------ Records to use

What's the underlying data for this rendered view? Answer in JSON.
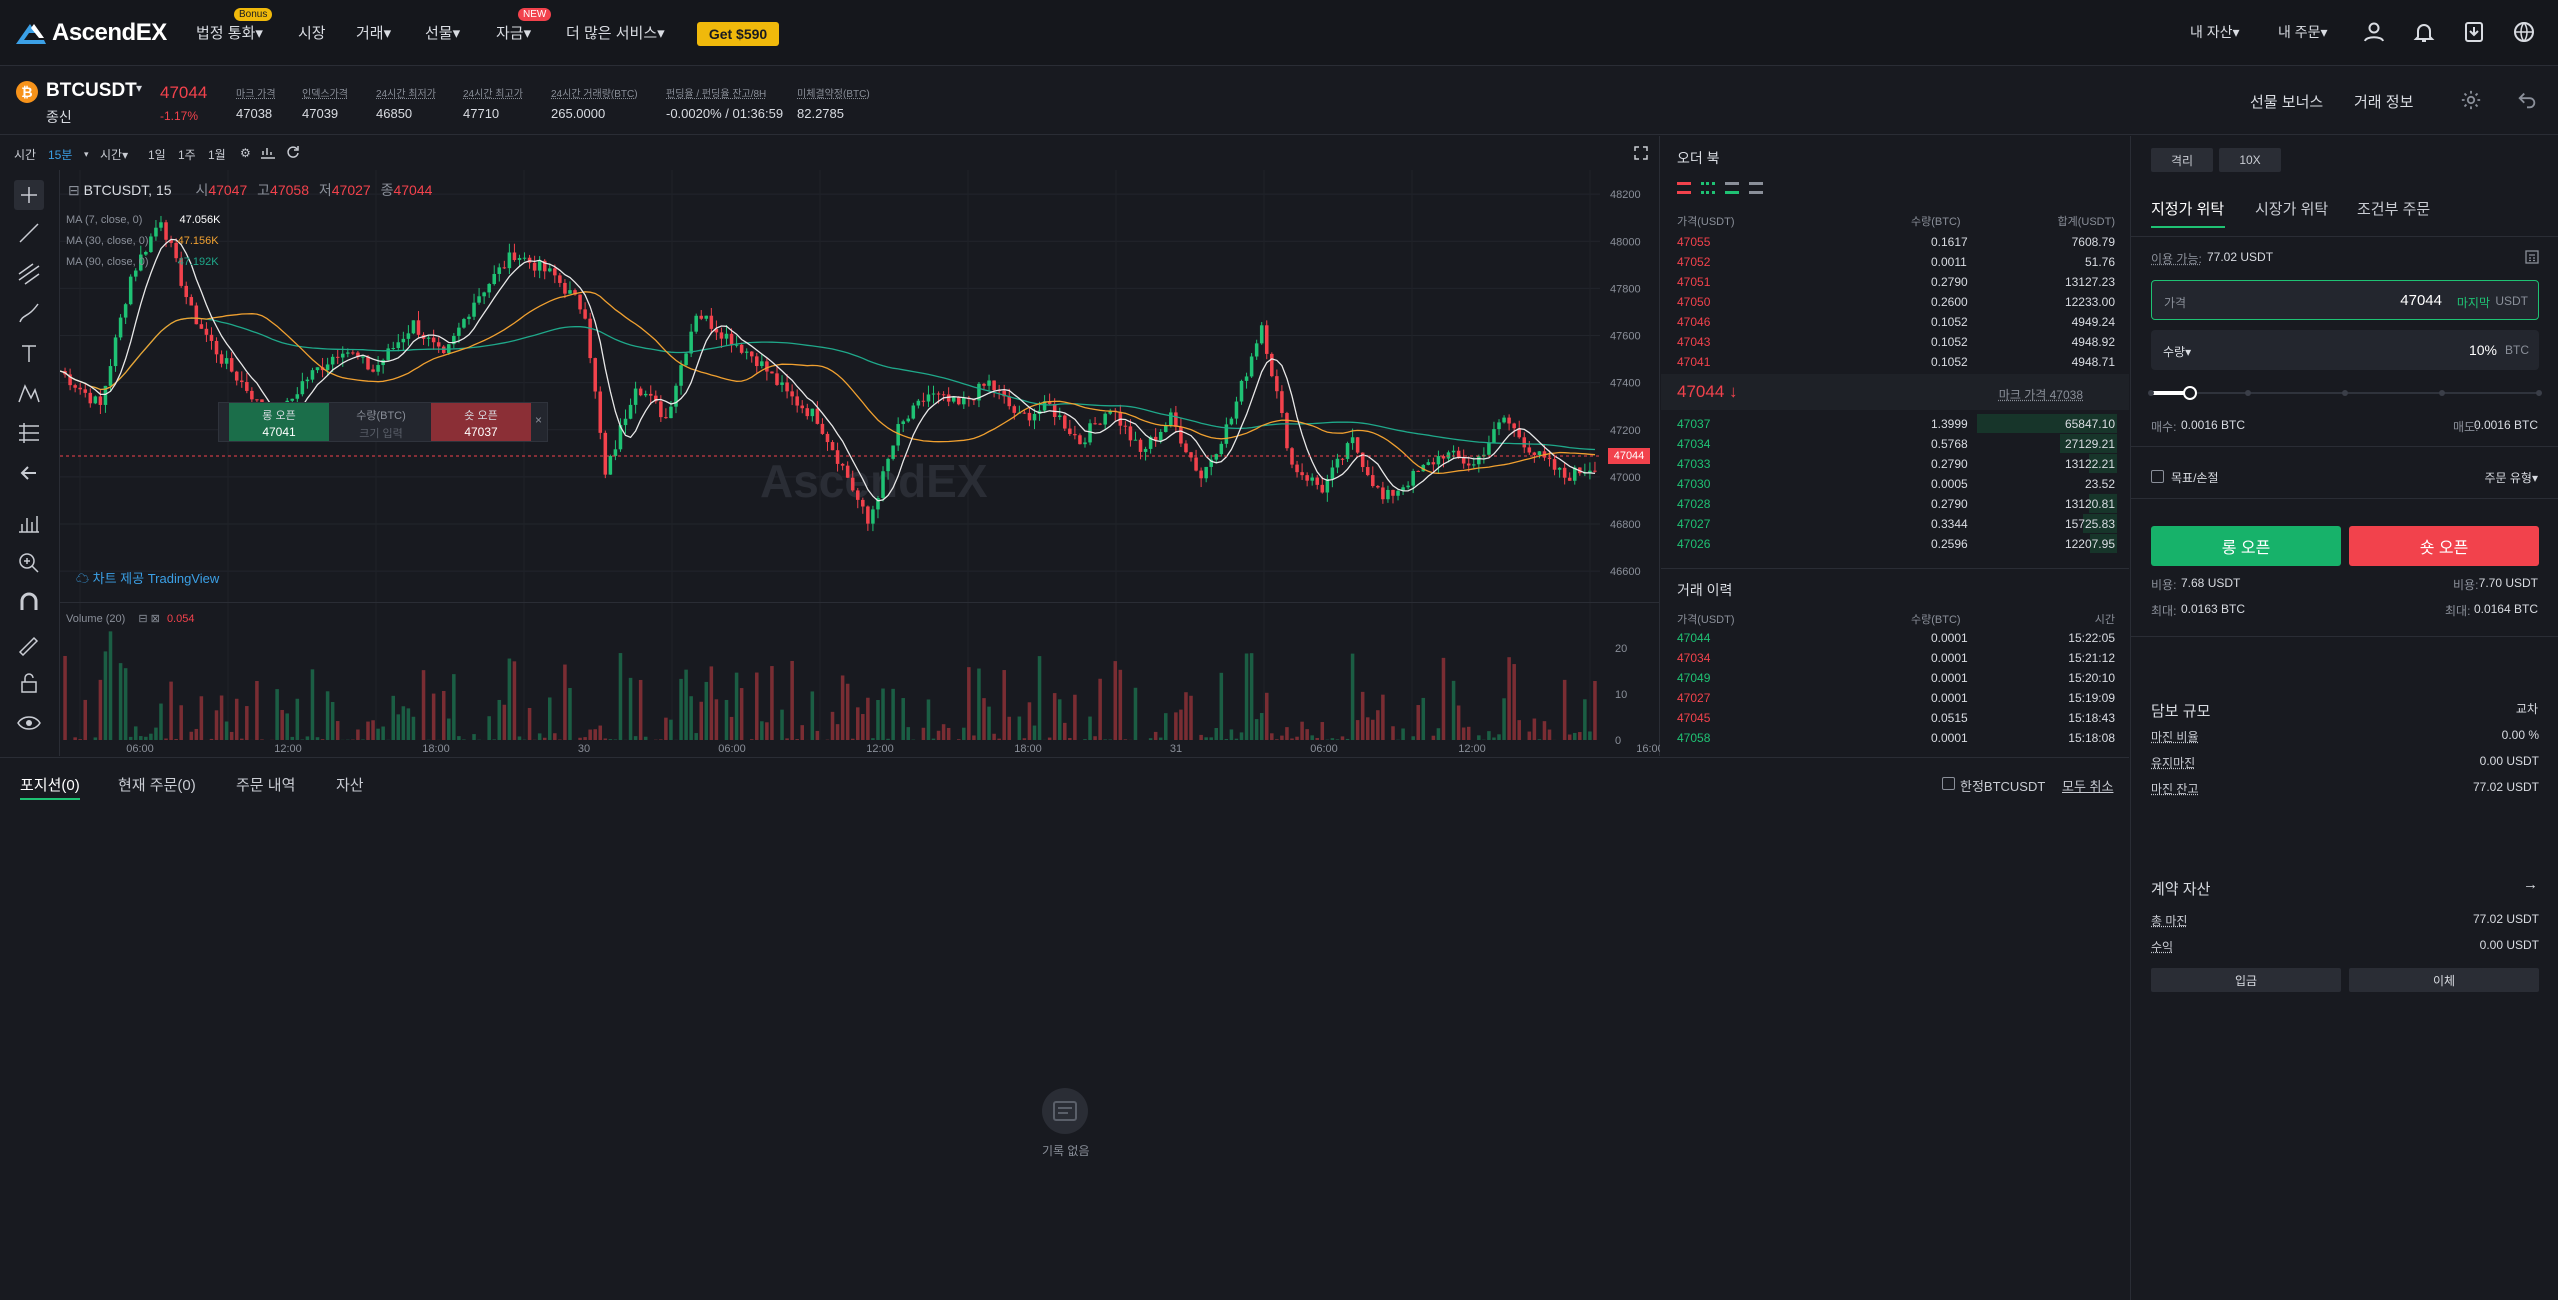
{
  "nav": {
    "logo": "AscendEX",
    "items": [
      {
        "label": "법정 통화▾",
        "badge": "Bonus"
      },
      {
        "label": "시장"
      },
      {
        "label": "거래▾"
      },
      {
        "label": "선물▾"
      },
      {
        "label": "자금▾",
        "badge": "NEW"
      },
      {
        "label": "더 많은 서비스▾"
      }
    ],
    "promo": "Get $590",
    "assets": "내 자산▾",
    "orders": "내 주문▾"
  },
  "ticker": {
    "symbol": "BTCUSDT",
    "subtitle": "종신",
    "price": "47044",
    "change": "-1.17%",
    "stats": [
      {
        "label": "마크 가격",
        "value": "47038"
      },
      {
        "label": "인덱스가격",
        "value": "47039"
      },
      {
        "label": "24시간 최저가",
        "value": "46850"
      },
      {
        "label": "24시간 최고가",
        "value": "47710"
      },
      {
        "label": "24시간 거래량(BTC)",
        "value": "265.0000"
      },
      {
        "label": "펀딩율 / 펀딩율 잔고/8H",
        "value": "-0.0020% / 01:36:59"
      },
      {
        "label": "미체결약정(BTC)",
        "value": "82.2785"
      }
    ],
    "bonus": "선물 보너스",
    "info": "거래 정보"
  },
  "chart_toolbar": {
    "time": "시간",
    "interval": "15분",
    "items": [
      "시간▾",
      "1일",
      "1주",
      "1월"
    ]
  },
  "chart_header": {
    "symbol": "BTCUSDT, 15",
    "o_label": "시",
    "o": "47047",
    "h_label": "고",
    "h": "47058",
    "l_label": "저",
    "l": "47027",
    "c_label": "종",
    "c": "47044",
    "ma7": "MA (7, close, 0)",
    "ma7_val": "47.056K",
    "ma30": "MA (30, close, 0)",
    "ma30_val": "47.156K",
    "ma90": "MA (90, close, 0)",
    "ma90_val": "47.192K",
    "volume": "Volume (20)",
    "volume_val": "0.054",
    "credit": "차트 제공 TradingView",
    "watermark": "AscendEX",
    "price_tag": "47044"
  },
  "quick_trade": {
    "long_label": "롱 오픈",
    "long_price": "47041",
    "qty_label": "수량(BTC)",
    "qty_placeholder": "크기 입력",
    "short_label": "숏 오픈",
    "short_price": "47037"
  },
  "chart_data": {
    "type": "candlestick",
    "title": "BTCUSDT, 15",
    "y_ticks": [
      "48200",
      "48000",
      "47800",
      "47600",
      "47400",
      "47200",
      "47000",
      "46800",
      "46600"
    ],
    "ylim": [
      46520,
      48260
    ],
    "volume_ticks": [
      "20",
      "10",
      "0"
    ],
    "x_ticks": [
      "06:00",
      "12:00",
      "18:00",
      "30",
      "06:00",
      "12:00",
      "18:00",
      "31",
      "06:00",
      "12:00",
      "16:00"
    ],
    "last_price": 47044,
    "colors": {
      "up": "#1fc274",
      "down": "#f2424c",
      "ma7": "#e8e8e8",
      "ma30": "#f0a030",
      "ma90": "#1fa88a"
    },
    "series_hint": "approximate 15m candles from chart",
    "keypoints": [
      [
        0,
        47450
      ],
      [
        8,
        47300
      ],
      [
        14,
        47850
      ],
      [
        20,
        48100
      ],
      [
        26,
        47700
      ],
      [
        32,
        47500
      ],
      [
        38,
        47350
      ],
      [
        42,
        47200
      ],
      [
        48,
        47400
      ],
      [
        56,
        47550
      ],
      [
        62,
        47450
      ],
      [
        70,
        47650
      ],
      [
        76,
        47500
      ],
      [
        82,
        47750
      ],
      [
        90,
        47950
      ],
      [
        98,
        47850
      ],
      [
        104,
        47700
      ],
      [
        108,
        47000
      ],
      [
        114,
        47400
      ],
      [
        120,
        47250
      ],
      [
        126,
        47700
      ],
      [
        132,
        47600
      ],
      [
        138,
        47500
      ],
      [
        144,
        47350
      ],
      [
        150,
        47250
      ],
      [
        156,
        47000
      ],
      [
        160,
        46800
      ],
      [
        166,
        47200
      ],
      [
        172,
        47350
      ],
      [
        178,
        47300
      ],
      [
        184,
        47400
      ],
      [
        190,
        47250
      ],
      [
        196,
        47300
      ],
      [
        202,
        47150
      ],
      [
        208,
        47300
      ],
      [
        214,
        47100
      ],
      [
        220,
        47250
      ],
      [
        226,
        47000
      ],
      [
        232,
        47250
      ],
      [
        238,
        47650
      ],
      [
        244,
        47050
      ],
      [
        250,
        46950
      ],
      [
        256,
        47150
      ],
      [
        262,
        46900
      ],
      [
        268,
        47000
      ],
      [
        274,
        47100
      ],
      [
        280,
        47050
      ],
      [
        286,
        47250
      ],
      [
        292,
        47100
      ],
      [
        298,
        47000
      ],
      [
        304,
        47050
      ]
    ]
  },
  "orderbook": {
    "title": "오더 북",
    "headers": [
      "가격(USDT)",
      "수량(BTC)",
      "합계(USDT)"
    ],
    "asks": [
      [
        "47055",
        "0.1617",
        "7608.79"
      ],
      [
        "47052",
        "0.0011",
        "51.76"
      ],
      [
        "47051",
        "0.2790",
        "13127.23"
      ],
      [
        "47050",
        "0.2600",
        "12233.00"
      ],
      [
        "47046",
        "0.1052",
        "4949.24"
      ],
      [
        "47043",
        "0.1052",
        "4948.92"
      ],
      [
        "47041",
        "0.1052",
        "4948.71"
      ]
    ],
    "last": "47044 ↓",
    "mark_label": "마크 가격 47038",
    "bids": [
      [
        "47037",
        "1.3999",
        "65847.10"
      ],
      [
        "47034",
        "0.5768",
        "27129.21"
      ],
      [
        "47033",
        "0.2790",
        "13122.21"
      ],
      [
        "47030",
        "0.0005",
        "23.52"
      ],
      [
        "47028",
        "0.2790",
        "13120.81"
      ],
      [
        "47027",
        "0.3344",
        "15725.83"
      ],
      [
        "47026",
        "0.2596",
        "12207.95"
      ]
    ],
    "bid_depth": [
      1.0,
      0.41,
      0.2,
      0.0,
      0.2,
      0.24,
      0.19
    ]
  },
  "trades": {
    "title": "거래 이력",
    "headers": [
      "가격(USDT)",
      "수량(BTC)",
      "시간"
    ],
    "rows": [
      {
        "price": "47044",
        "qty": "0.0001",
        "time": "15:22:05",
        "side": "buy"
      },
      {
        "price": "47034",
        "qty": "0.0001",
        "time": "15:21:12",
        "side": "sell"
      },
      {
        "price": "47049",
        "qty": "0.0001",
        "time": "15:20:10",
        "side": "buy"
      },
      {
        "price": "47027",
        "qty": "0.0001",
        "time": "15:19:09",
        "side": "sell"
      },
      {
        "price": "47045",
        "qty": "0.0515",
        "time": "15:18:43",
        "side": "sell"
      },
      {
        "price": "47058",
        "qty": "0.0001",
        "time": "15:18:08",
        "side": "buy"
      }
    ]
  },
  "bottom": {
    "tabs": [
      "포지션(0)",
      "현재 주문(0)",
      "주문 내역",
      "자산"
    ],
    "only_label": "한정BTCUSDT",
    "cancel_all": "모두 취소",
    "empty": "기록 없음"
  },
  "order_form": {
    "mode": "격리",
    "leverage": "10X",
    "tabs": [
      "지정가 위탁",
      "시장가 위탁",
      "조건부 주문"
    ],
    "available_label": "이용 가능:",
    "available": "77.02 USDT",
    "price_label": "가격",
    "price_value": "47044",
    "last_price_link": "마지막",
    "price_unit": "USDT",
    "qty_label": "수량▾",
    "qty_value": "10%",
    "qty_unit": "BTC",
    "slider_percent": 10,
    "buy_label": "매수:",
    "buy_qty": "0.0016 BTC",
    "sell_label": "매도:",
    "sell_qty": "0.0016 BTC",
    "tpsl": "목표/손절",
    "order_type": "주문 유형▾",
    "long_btn": "롱 오픈",
    "short_btn": "숏 오픈",
    "cost_label": "비용:",
    "cost_long": "7.68 USDT",
    "cost_short": "7.70 USDT",
    "max_label": "최대:",
    "max_long": "0.0163 BTC",
    "max_short": "0.0164 BTC"
  },
  "margin": {
    "title": "담보 규모",
    "switch": "교차",
    "rows": [
      {
        "k": "마진 비율",
        "v": "0.00 %"
      },
      {
        "k": "유지마진",
        "v": "0.00 USDT"
      },
      {
        "k": "마진 잔고",
        "v": "77.02 USDT"
      }
    ]
  },
  "contract": {
    "title": "계약 자산",
    "rows": [
      {
        "k": "총 마진",
        "v": "77.02 USDT"
      },
      {
        "k": "수익",
        "v": "0.00 USDT"
      }
    ],
    "deposit": "입금",
    "transfer": "이체"
  }
}
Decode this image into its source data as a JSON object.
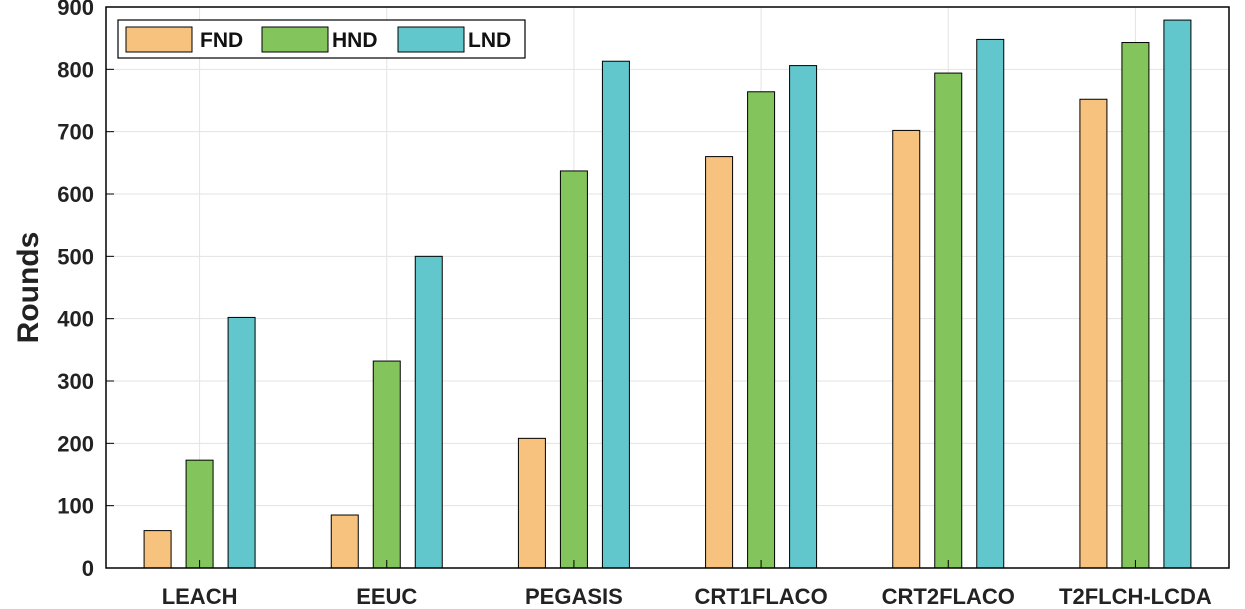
{
  "chart_data": {
    "type": "bar",
    "title": "",
    "xlabel": "",
    "ylabel": "Rounds",
    "ylim": [
      0,
      900
    ],
    "yticks": [
      0,
      100,
      200,
      300,
      400,
      500,
      600,
      700,
      800,
      900
    ],
    "grid": true,
    "legend_position": "top-left",
    "categories": [
      "LEACH",
      "EEUC",
      "PEGASIS",
      "CRT1FLACO",
      "CRT2FLACO",
      "T2FLCH-LCDA"
    ],
    "series": [
      {
        "name": "FND",
        "color": "#f7c27e",
        "values": [
          60,
          85,
          208,
          660,
          702,
          752
        ]
      },
      {
        "name": "HND",
        "color": "#84c45c",
        "values": [
          173,
          332,
          637,
          764,
          794,
          843
        ]
      },
      {
        "name": "LND",
        "color": "#62c7cc",
        "values": [
          402,
          500,
          813,
          806,
          848,
          879
        ]
      }
    ]
  }
}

------------

→ **Task to complete**:
Write out exactly, and nothing more than, the lines of the entries above from the line containing "Decode this image" through the final line; omit any pictures.

→ **Solution for this task**:
Decode this image into its source data as a JSON object.
{
  "chart_data": {
    "type": "bar",
    "title": "",
    "xlabel": "",
    "ylabel": "Rounds",
    "ylim": [
      0,
      900
    ],
    "yticks": [
      0,
      100,
      200,
      300,
      400,
      500,
      600,
      700,
      800,
      900
    ],
    "grid": true,
    "legend_position": "top-left",
    "categories": [
      "LEACH",
      "EEUC",
      "PEGASIS",
      "CRT1FLACO",
      "CRT2FLACO",
      "T2FLCH-LCDA"
    ],
    "series": [
      {
        "name": "FND",
        "color": "#f7c27e",
        "values": [
          60,
          85,
          208,
          660,
          702,
          752
        ]
      },
      {
        "name": "HND",
        "color": "#84c45c",
        "values": [
          173,
          332,
          637,
          764,
          794,
          843
        ]
      },
      {
        "name": "LND",
        "color": "#62c7cc",
        "values": [
          402,
          500,
          813,
          806,
          848,
          879
        ]
      }
    ]
  }
}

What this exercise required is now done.